Dataset records:
#####
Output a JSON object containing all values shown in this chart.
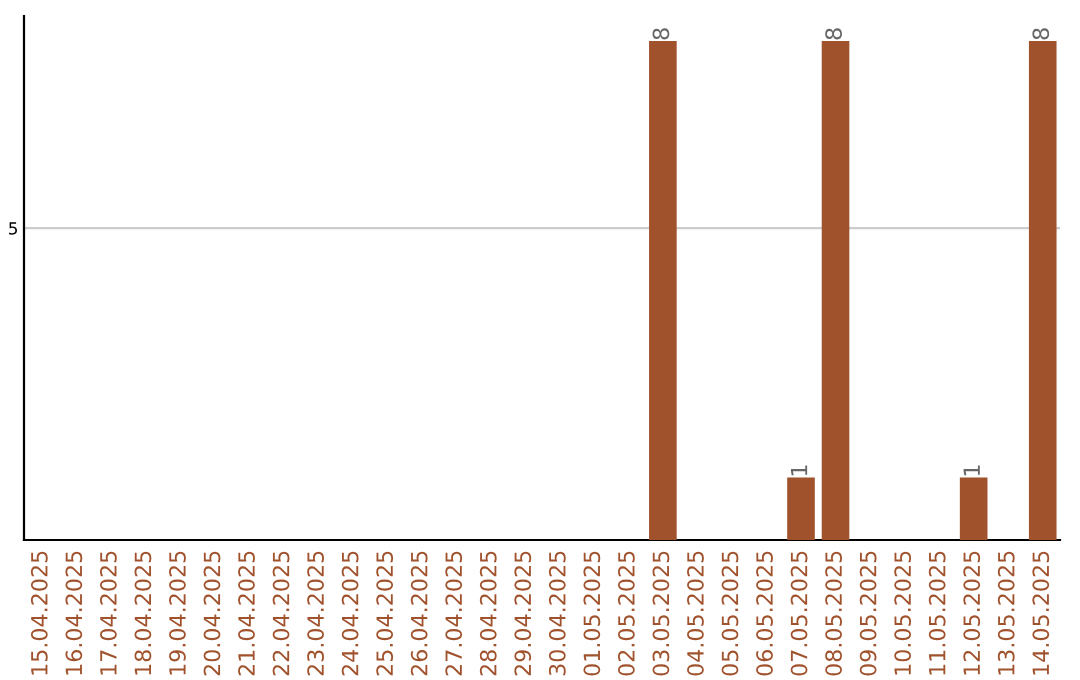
{
  "chart_data": {
    "type": "bar",
    "categories": [
      "15.04.2025",
      "16.04.2025",
      "17.04.2025",
      "18.04.2025",
      "19.04.2025",
      "20.04.2025",
      "21.04.2025",
      "22.04.2025",
      "23.04.2025",
      "24.04.2025",
      "25.04.2025",
      "26.04.2025",
      "27.04.2025",
      "28.04.2025",
      "29.04.2025",
      "30.04.2025",
      "01.05.2025",
      "02.05.2025",
      "03.05.2025",
      "04.05.2025",
      "05.05.2025",
      "06.05.2025",
      "07.05.2025",
      "08.05.2025",
      "09.05.2025",
      "10.05.2025",
      "11.05.2025",
      "12.05.2025",
      "13.05.2025",
      "14.05.2025"
    ],
    "values": [
      null,
      null,
      null,
      null,
      null,
      null,
      null,
      null,
      null,
      null,
      null,
      null,
      null,
      null,
      null,
      null,
      null,
      null,
      8,
      null,
      null,
      null,
      1,
      8,
      null,
      null,
      null,
      1,
      null,
      8
    ],
    "color": "#a0522d",
    "ylim": [
      0,
      8.4
    ],
    "yticks": [
      5
    ],
    "grid": "y",
    "data_labels": true
  }
}
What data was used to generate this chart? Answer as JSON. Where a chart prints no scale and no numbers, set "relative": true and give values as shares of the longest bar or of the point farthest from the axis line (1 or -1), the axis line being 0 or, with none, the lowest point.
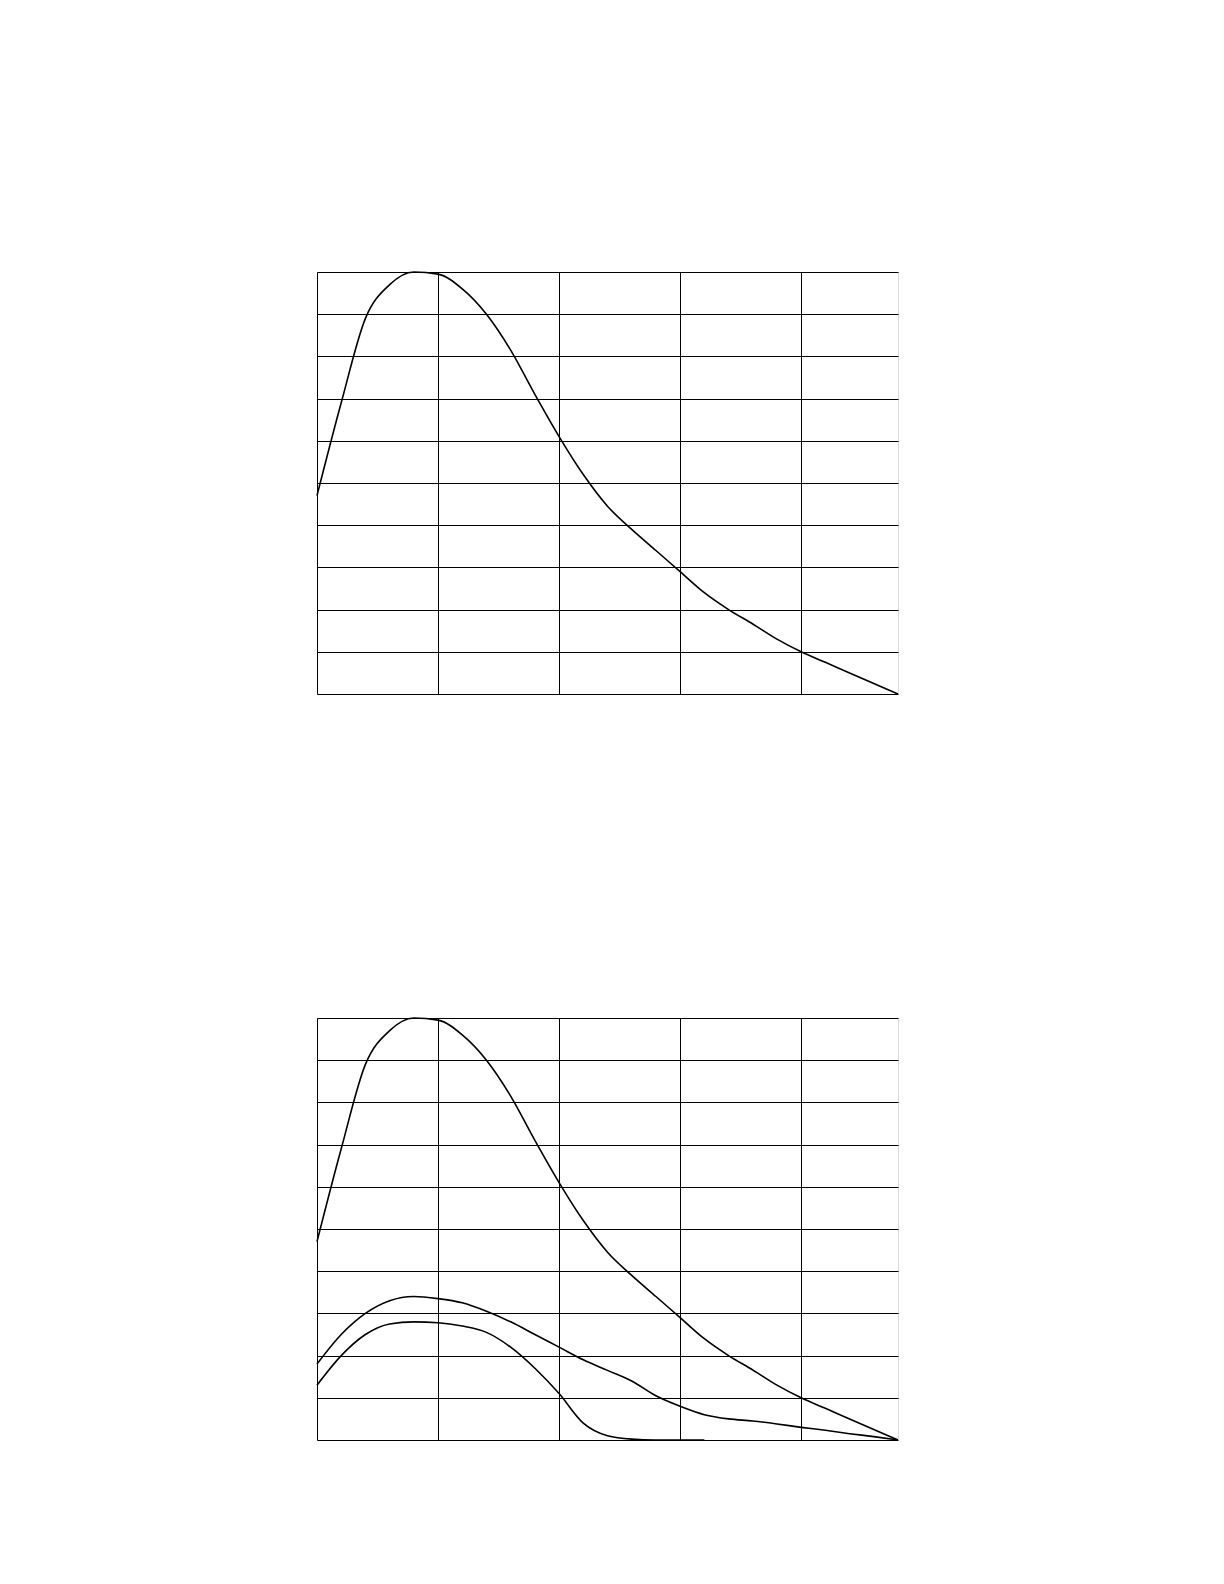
{
  "chart_data": [
    {
      "type": "line",
      "relative": true,
      "grid": true,
      "categories": [
        null,
        null,
        null,
        null,
        null,
        null,
        null,
        null,
        null,
        null,
        null,
        null,
        null,
        null,
        null,
        null,
        null,
        null,
        null,
        null,
        null,
        null,
        null,
        null,
        null
      ],
      "series": [
        {
          "color": "#000000",
          "values": [
            0.47,
            0.69,
            0.89,
            0.97,
            1.0,
            0.995,
            0.96,
            0.9,
            0.815,
            0.71,
            0.61,
            0.52,
            0.445,
            0.39,
            0.34,
            0.29,
            0.24,
            0.2,
            0.166,
            0.13,
            0.1,
            0.075,
            0.05,
            0.025,
            0
          ]
        }
      ]
    },
    {
      "type": "line",
      "relative": true,
      "grid": true,
      "categories": [
        null,
        null,
        null,
        null,
        null,
        null,
        null,
        null,
        null,
        null,
        null,
        null,
        null,
        null,
        null,
        null,
        null,
        null,
        null,
        null,
        null,
        null,
        null,
        null,
        null
      ],
      "series": [
        {
          "color": "#000000",
          "values": [
            0.47,
            0.69,
            0.89,
            0.97,
            1.0,
            0.995,
            0.96,
            0.9,
            0.815,
            0.71,
            0.61,
            0.52,
            0.445,
            0.39,
            0.34,
            0.29,
            0.24,
            0.2,
            0.166,
            0.13,
            0.1,
            0.075,
            0.05,
            0.025,
            0
          ]
        },
        {
          "color": "#000000",
          "values": [
            0.18,
            0.25,
            0.3,
            0.33,
            0.34,
            0.335,
            0.325,
            0.305,
            0.28,
            0.25,
            0.22,
            0.19,
            0.165,
            0.14,
            0.105,
            0.08,
            0.06,
            0.05,
            0.045,
            0.038,
            0.03,
            0.023,
            0.015,
            0.008,
            0
          ]
        },
        {
          "color": "#000000",
          "values": [
            0.13,
            0.2,
            0.25,
            0.275,
            0.28,
            0.278,
            0.27,
            0.255,
            0.22,
            0.17,
            0.11,
            0.04,
            0.01,
            0.002,
            0,
            0,
            0,
            null,
            null,
            null,
            null,
            null,
            null,
            null,
            null
          ]
        }
      ]
    }
  ]
}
#####
Repeat each entry exactly as it appears; skip any picture.

Output a JSON object containing all values shown in this chart.
{
  "chart_data": {
    "type": "bar",
    "categories": [
      "15.04.2025",
      "16.04.2025",
      "17.04.2025",
      "18.04.2025",
      "19.04.2025",
      "20.04.2025",
      "21.04.2025",
      "22.04.2025",
      "23.04.2025",
      "24.04.2025",
      "25.04.2025",
      "26.04.2025",
      "27.04.2025",
      "28.04.2025",
      "29.04.2025",
      "30.04.2025",
      "01.05.2025",
      "02.05.2025",
      "03.05.2025",
      "04.05.2025",
      "05.05.2025",
      "06.05.2025",
      "07.05.2025",
      "08.05.2025",
      "09.05.2025",
      "10.05.2025",
      "11.05.2025",
      "12.05.2025",
      "13.05.2025",
      "14.05.2025"
    ],
    "values": [
      null,
      null,
      null,
      null,
      null,
      null,
      null,
      null,
      null,
      null,
      null,
      null,
      null,
      null,
      null,
      null,
      null,
      null,
      8,
      null,
      null,
      null,
      1,
      8,
      null,
      null,
      null,
      1,
      null,
      8
    ],
    "color": "#a0522d",
    "ylim": [
      0,
      8.4
    ],
    "yticks": [
      5
    ],
    "grid": "y",
    "data_labels": true
  }
}
What data was used to generate this chart? Answer as JSON. Where a chart prints no scale and no numbers, set "relative": true and give values as shares of the longest bar or of the point farthest from the axis line (1 or -1), the axis line being 0 or, with none, the lowest point.
{
  "chart_data": [
    {
      "type": "line",
      "relative": true,
      "grid": true,
      "categories": [
        null,
        null,
        null,
        null,
        null,
        null,
        null,
        null,
        null,
        null,
        null,
        null,
        null,
        null,
        null,
        null,
        null,
        null,
        null,
        null,
        null,
        null,
        null,
        null,
        null
      ],
      "series": [
        {
          "color": "#000000",
          "values": [
            0.47,
            0.69,
            0.89,
            0.97,
            1.0,
            0.995,
            0.96,
            0.9,
            0.815,
            0.71,
            0.61,
            0.52,
            0.445,
            0.39,
            0.34,
            0.29,
            0.24,
            0.2,
            0.166,
            0.13,
            0.1,
            0.075,
            0.05,
            0.025,
            0
          ]
        }
      ]
    },
    {
      "type": "line",
      "relative": true,
      "grid": true,
      "categories": [
        null,
        null,
        null,
        null,
        null,
        null,
        null,
        null,
        null,
        null,
        null,
        null,
        null,
        null,
        null,
        null,
        null,
        null,
        null,
        null,
        null,
        null,
        null,
        null,
        null
      ],
      "series": [
        {
          "color": "#000000",
          "values": [
            0.47,
            0.69,
            0.89,
            0.97,
            1.0,
            0.995,
            0.96,
            0.9,
            0.815,
            0.71,
            0.61,
            0.52,
            0.445,
            0.39,
            0.34,
            0.29,
            0.24,
            0.2,
            0.166,
            0.13,
            0.1,
            0.075,
            0.05,
            0.025,
            0
          ]
        },
        {
          "color": "#000000",
          "values": [
            0.18,
            0.25,
            0.3,
            0.33,
            0.34,
            0.335,
            0.325,
            0.305,
            0.28,
            0.25,
            0.22,
            0.19,
            0.165,
            0.14,
            0.105,
            0.08,
            0.06,
            0.05,
            0.045,
            0.038,
            0.03,
            0.023,
            0.015,
            0.008,
            0
          ]
        },
        {
          "color": "#000000",
          "values": [
            0.13,
            0.2,
            0.25,
            0.275,
            0.28,
            0.278,
            0.27,
            0.255,
            0.22,
            0.17,
            0.11,
            0.04,
            0.01,
            0.002,
            0,
            0,
            0,
            null,
            null,
            null,
            null,
            null,
            null,
            null,
            null
          ]
        }
      ]
    }
  ]
}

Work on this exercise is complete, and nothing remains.